[Aim of the task] In the data below, locate each line with the word "JSON" and list it.

(Part of a data file)
## BEGIN

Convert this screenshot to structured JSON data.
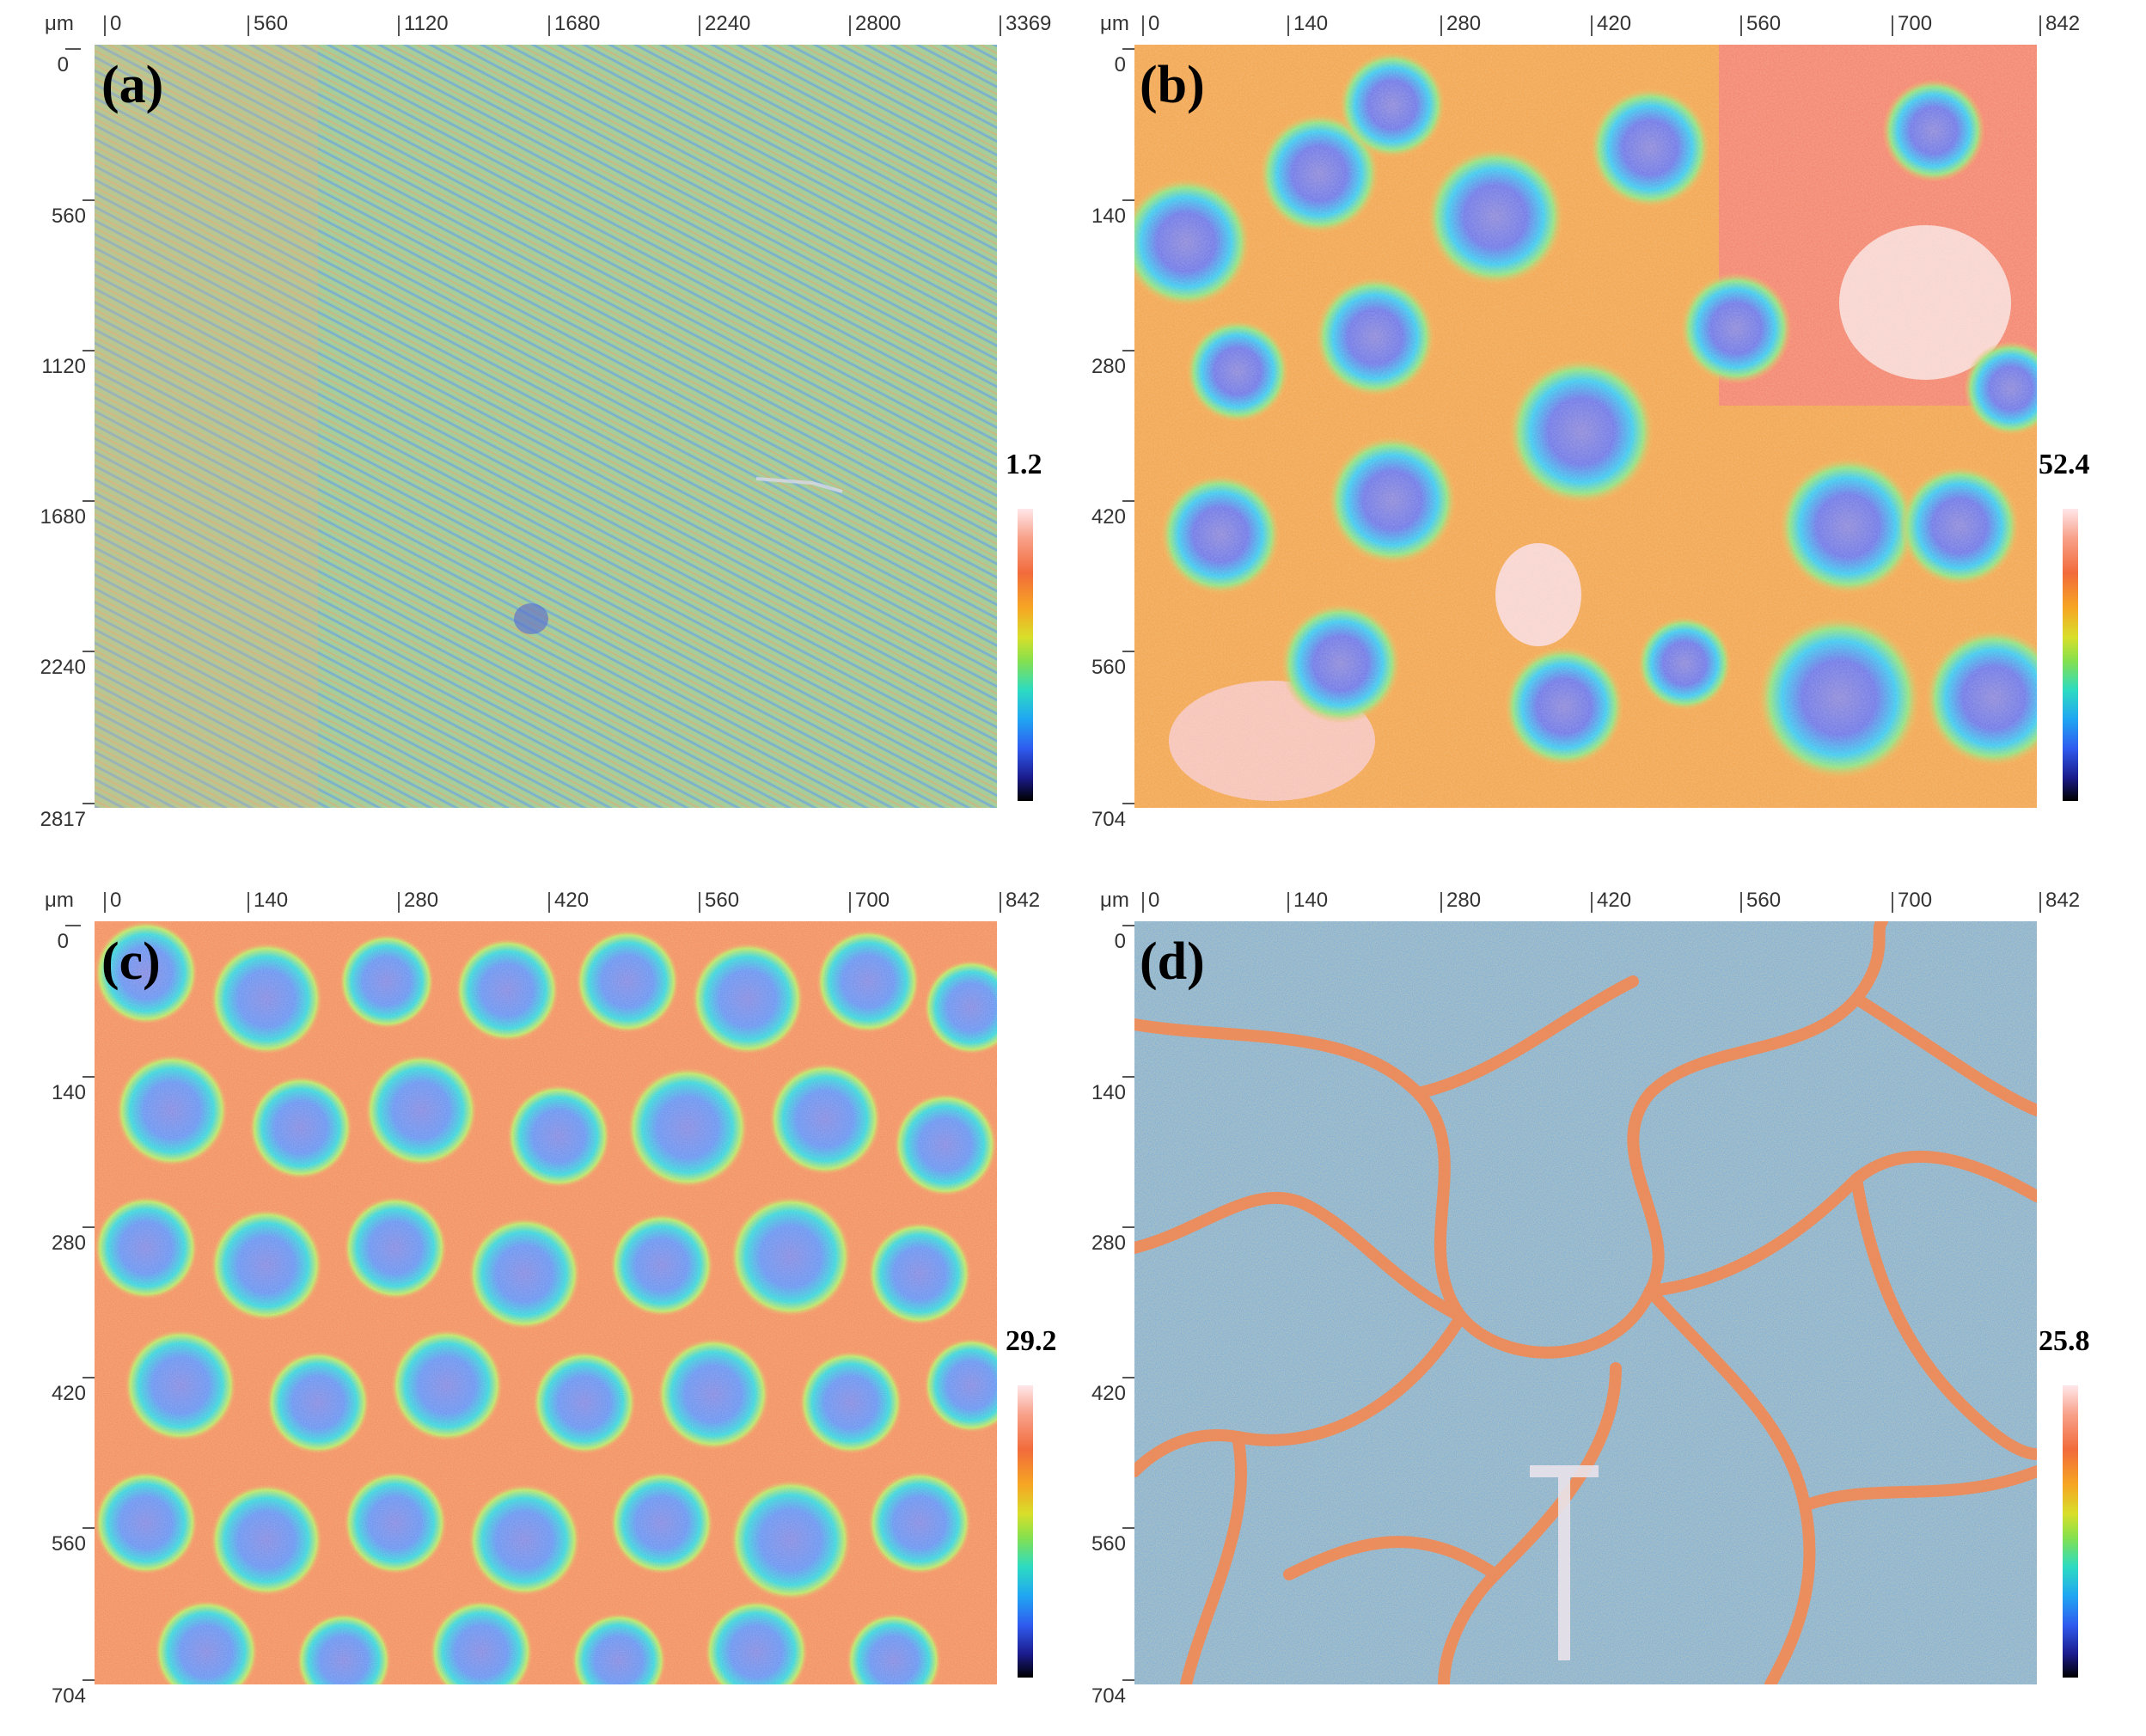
{
  "panels": [
    {
      "label": "(a)",
      "unit": "μm",
      "x_ticks": [
        "0",
        "560",
        "1120",
        "1680",
        "2240",
        "2800",
        "3369"
      ],
      "y_ticks": [
        "0",
        "560",
        "1120",
        "1680",
        "2240",
        "2817"
      ],
      "scale_max": "1.2"
    },
    {
      "label": "(b)",
      "unit": "μm",
      "x_ticks": [
        "0",
        "140",
        "280",
        "420",
        "560",
        "700",
        "842"
      ],
      "y_ticks": [
        "0",
        "140",
        "280",
        "420",
        "560",
        "704"
      ],
      "scale_max": "52.4"
    },
    {
      "label": "(c)",
      "unit": "μm",
      "x_ticks": [
        "0",
        "140",
        "280",
        "420",
        "560",
        "700",
        "842"
      ],
      "y_ticks": [
        "0",
        "140",
        "280",
        "420",
        "560",
        "704"
      ],
      "scale_max": "29.2"
    },
    {
      "label": "(d)",
      "unit": "μm",
      "x_ticks": [
        "0",
        "140",
        "280",
        "420",
        "560",
        "700",
        "842"
      ],
      "y_ticks": [
        "0",
        "140",
        "280",
        "420",
        "560",
        "704"
      ],
      "scale_max": "25.8"
    }
  ],
  "colors": {
    "colormap": [
      "#ffe7ea",
      "#f26b3b",
      "#f6a623",
      "#d8df2a",
      "#2ddcc1",
      "#20a6f2",
      "#2f5cf0",
      "#1b1b8c",
      "#000000"
    ],
    "panel_a_base": "#97c79a",
    "panel_b_base": "#f2a34a",
    "panel_c_base": "#5fb8e8",
    "panel_d_base": "#7cc3d9"
  }
}
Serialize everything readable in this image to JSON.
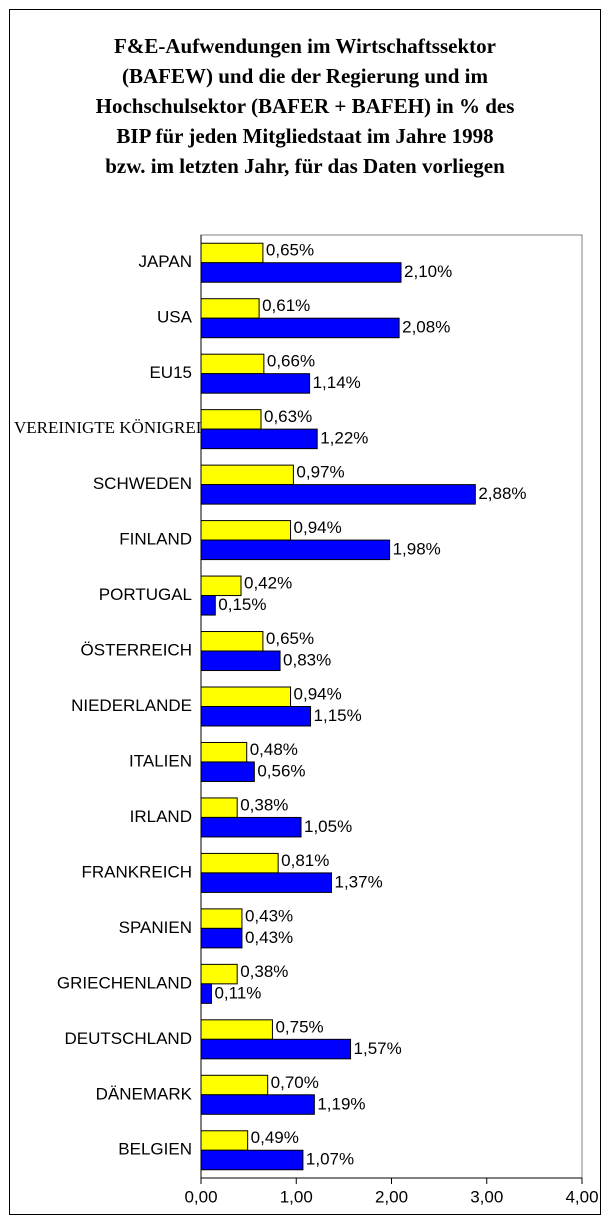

## END

[Written solution]
Convert this screenshot to structured JSON data.
Serialize everything readable in this image to JSON.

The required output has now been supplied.